- [What to work on]:
Leave the pictures out and print every record below exactly as it stands.

::: Data extract

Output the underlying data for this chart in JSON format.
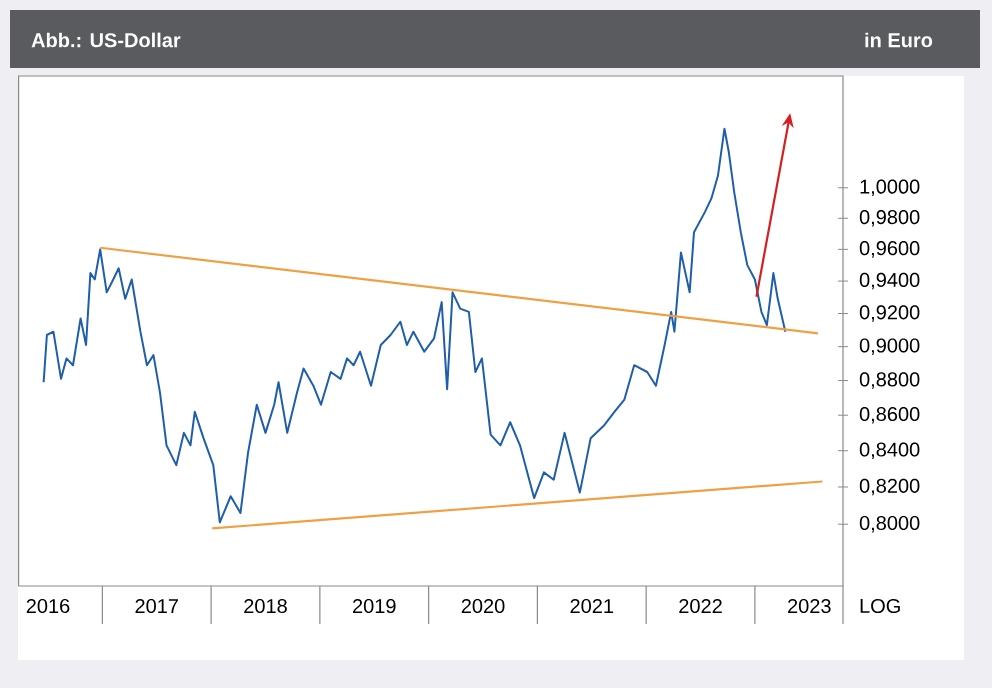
{
  "chart_data": {
    "type": "line",
    "title": "Abb.: US-Dollar",
    "ylabel": "in Euro",
    "log": "y",
    "marker": "none",
    "line_style": "solid",
    "xlim": [
      2016.23,
      2023.81
    ],
    "ylim": [
      0.768,
      1.077
    ],
    "xticks": [
      {
        "value": 2016.5,
        "label": "2016"
      },
      {
        "value": 2017.5,
        "label": "2017"
      },
      {
        "value": 2018.5,
        "label": "2018"
      },
      {
        "value": 2019.5,
        "label": "2019"
      },
      {
        "value": 2020.5,
        "label": "2020"
      },
      {
        "value": 2021.5,
        "label": "2021"
      },
      {
        "value": 2022.5,
        "label": "2022"
      },
      {
        "value": 2023.5,
        "label": "2023"
      }
    ],
    "yticks": [
      {
        "value": 0.8,
        "label": "0,8000"
      },
      {
        "value": 0.82,
        "label": "0,8200"
      },
      {
        "value": 0.84,
        "label": "0,8400"
      },
      {
        "value": 0.86,
        "label": "0,8600"
      },
      {
        "value": 0.88,
        "label": "0,8800"
      },
      {
        "value": 0.9,
        "label": "0,9000"
      },
      {
        "value": 0.92,
        "label": "0,9200"
      },
      {
        "value": 0.94,
        "label": "0,9400"
      },
      {
        "value": 0.96,
        "label": "0,9600"
      },
      {
        "value": 0.98,
        "label": "0,9800"
      },
      {
        "value": 1.0,
        "label": "1,0000"
      }
    ],
    "annotations": [
      "LOG"
    ],
    "series": [
      {
        "color": "#1f5ea8",
        "x": [
          2016.46,
          2016.49,
          2016.55,
          2016.62,
          2016.67,
          2016.73,
          2016.8,
          2016.85,
          2016.89,
          2016.93,
          2016.98,
          2017.04,
          2017.1,
          2017.15,
          2017.21,
          2017.27,
          2017.35,
          2017.41,
          2017.47,
          2017.53,
          2017.59,
          2017.68,
          2017.75,
          2017.81,
          2017.85,
          2017.93,
          2018.02,
          2018.08,
          2018.18,
          2018.27,
          2018.34,
          2018.42,
          2018.5,
          2018.58,
          2018.62,
          2018.7,
          2018.79,
          2018.85,
          2018.94,
          2019.01,
          2019.1,
          2019.19,
          2019.25,
          2019.31,
          2019.37,
          2019.47,
          2019.56,
          2019.65,
          2019.74,
          2019.8,
          2019.86,
          2019.96,
          2020.05,
          2020.12,
          2020.17,
          2020.22,
          2020.29,
          2020.37,
          2020.43,
          2020.49,
          2020.57,
          2020.66,
          2020.75,
          2020.84,
          2020.97,
          2021.06,
          2021.15,
          2021.25,
          2021.39,
          2021.49,
          2021.61,
          2021.71,
          2021.8,
          2021.89,
          2022.01,
          2022.09,
          2022.17,
          2022.23,
          2022.26,
          2022.32,
          2022.4,
          2022.44,
          2022.54,
          2022.6,
          2022.66,
          2022.72,
          2022.76,
          2022.81,
          2022.87,
          2022.93,
          2023.0,
          2023.06,
          2023.11,
          2023.17,
          2023.21,
          2023.28
        ],
        "values": [
          0.879,
          0.907,
          0.909,
          0.881,
          0.893,
          0.889,
          0.917,
          0.901,
          0.945,
          0.941,
          0.96,
          0.933,
          0.941,
          0.948,
          0.929,
          0.941,
          0.909,
          0.889,
          0.895,
          0.873,
          0.843,
          0.832,
          0.85,
          0.843,
          0.862,
          0.847,
          0.832,
          0.801,
          0.815,
          0.806,
          0.839,
          0.866,
          0.85,
          0.866,
          0.879,
          0.85,
          0.873,
          0.887,
          0.877,
          0.866,
          0.885,
          0.881,
          0.893,
          0.889,
          0.897,
          0.877,
          0.901,
          0.907,
          0.915,
          0.901,
          0.909,
          0.897,
          0.905,
          0.927,
          0.875,
          0.933,
          0.923,
          0.921,
          0.885,
          0.893,
          0.849,
          0.843,
          0.856,
          0.843,
          0.814,
          0.828,
          0.824,
          0.85,
          0.817,
          0.847,
          0.854,
          0.862,
          0.869,
          0.889,
          0.885,
          0.877,
          0.901,
          0.921,
          0.909,
          0.958,
          0.933,
          0.971,
          0.984,
          0.993,
          1.008,
          1.04,
          1.024,
          0.997,
          0.971,
          0.95,
          0.941,
          0.921,
          0.913,
          0.945,
          0.929,
          0.909
        ]
      },
      {
        "color": "#f0a044",
        "x": [
          2016.98,
          2023.58
        ],
        "values": [
          0.961,
          0.908
        ]
      },
      {
        "color": "#f0a044",
        "x": [
          2018.01,
          2023.62
        ],
        "values": [
          0.798,
          0.823
        ]
      }
    ]
  }
}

::::::

- [Exercise result]:
Output the underlying data for this chart in JSON format.
{
  "chart_data": {
    "type": "line",
    "title": "Abb.: US-Dollar",
    "ylabel": "in Euro",
    "log": "y",
    "marker": "none",
    "line_style": "solid",
    "xlim": [
      2016.23,
      2023.81
    ],
    "ylim": [
      0.768,
      1.077
    ],
    "xticks": [
      {
        "value": 2016.5,
        "label": "2016"
      },
      {
        "value": 2017.5,
        "label": "2017"
      },
      {
        "value": 2018.5,
        "label": "2018"
      },
      {
        "value": 2019.5,
        "label": "2019"
      },
      {
        "value": 2020.5,
        "label": "2020"
      },
      {
        "value": 2021.5,
        "label": "2021"
      },
      {
        "value": 2022.5,
        "label": "2022"
      },
      {
        "value": 2023.5,
        "label": "2023"
      }
    ],
    "yticks": [
      {
        "value": 0.8,
        "label": "0,8000"
      },
      {
        "value": 0.82,
        "label": "0,8200"
      },
      {
        "value": 0.84,
        "label": "0,8400"
      },
      {
        "value": 0.86,
        "label": "0,8600"
      },
      {
        "value": 0.88,
        "label": "0,8800"
      },
      {
        "value": 0.9,
        "label": "0,9000"
      },
      {
        "value": 0.92,
        "label": "0,9200"
      },
      {
        "value": 0.94,
        "label": "0,9400"
      },
      {
        "value": 0.96,
        "label": "0,9600"
      },
      {
        "value": 0.98,
        "label": "0,9800"
      },
      {
        "value": 1.0,
        "label": "1,0000"
      }
    ],
    "annotations": [
      "LOG"
    ],
    "series": [
      {
        "color": "#1f5ea8",
        "x": [
          2016.46,
          2016.49,
          2016.55,
          2016.62,
          2016.67,
          2016.73,
          2016.8,
          2016.85,
          2016.89,
          2016.93,
          2016.98,
          2017.04,
          2017.1,
          2017.15,
          2017.21,
          2017.27,
          2017.35,
          2017.41,
          2017.47,
          2017.53,
          2017.59,
          2017.68,
          2017.75,
          2017.81,
          2017.85,
          2017.93,
          2018.02,
          2018.08,
          2018.18,
          2018.27,
          2018.34,
          2018.42,
          2018.5,
          2018.58,
          2018.62,
          2018.7,
          2018.79,
          2018.85,
          2018.94,
          2019.01,
          2019.1,
          2019.19,
          2019.25,
          2019.31,
          2019.37,
          2019.47,
          2019.56,
          2019.65,
          2019.74,
          2019.8,
          2019.86,
          2019.96,
          2020.05,
          2020.12,
          2020.17,
          2020.22,
          2020.29,
          2020.37,
          2020.43,
          2020.49,
          2020.57,
          2020.66,
          2020.75,
          2020.84,
          2020.97,
          2021.06,
          2021.15,
          2021.25,
          2021.39,
          2021.49,
          2021.61,
          2021.71,
          2021.8,
          2021.89,
          2022.01,
          2022.09,
          2022.17,
          2022.23,
          2022.26,
          2022.32,
          2022.4,
          2022.44,
          2022.54,
          2022.6,
          2022.66,
          2022.72,
          2022.76,
          2022.81,
          2022.87,
          2022.93,
          2023.0,
          2023.06,
          2023.11,
          2023.17,
          2023.21,
          2023.28
        ],
        "values": [
          0.879,
          0.907,
          0.909,
          0.881,
          0.893,
          0.889,
          0.917,
          0.901,
          0.945,
          0.941,
          0.96,
          0.933,
          0.941,
          0.948,
          0.929,
          0.941,
          0.909,
          0.889,
          0.895,
          0.873,
          0.843,
          0.832,
          0.85,
          0.843,
          0.862,
          0.847,
          0.832,
          0.801,
          0.815,
          0.806,
          0.839,
          0.866,
          0.85,
          0.866,
          0.879,
          0.85,
          0.873,
          0.887,
          0.877,
          0.866,
          0.885,
          0.881,
          0.893,
          0.889,
          0.897,
          0.877,
          0.901,
          0.907,
          0.915,
          0.901,
          0.909,
          0.897,
          0.905,
          0.927,
          0.875,
          0.933,
          0.923,
          0.921,
          0.885,
          0.893,
          0.849,
          0.843,
          0.856,
          0.843,
          0.814,
          0.828,
          0.824,
          0.85,
          0.817,
          0.847,
          0.854,
          0.862,
          0.869,
          0.889,
          0.885,
          0.877,
          0.901,
          0.921,
          0.909,
          0.958,
          0.933,
          0.971,
          0.984,
          0.993,
          1.008,
          1.04,
          1.024,
          0.997,
          0.971,
          0.95,
          0.941,
          0.921,
          0.913,
          0.945,
          0.929,
          0.909
        ]
      },
      {
        "color": "#f0a044",
        "x": [
          2016.98,
          2023.58
        ],
        "values": [
          0.961,
          0.908
        ]
      },
      {
        "color": "#f0a044",
        "x": [
          2018.01,
          2023.62
        ],
        "values": [
          0.798,
          0.823
        ]
      }
    ]
  }
}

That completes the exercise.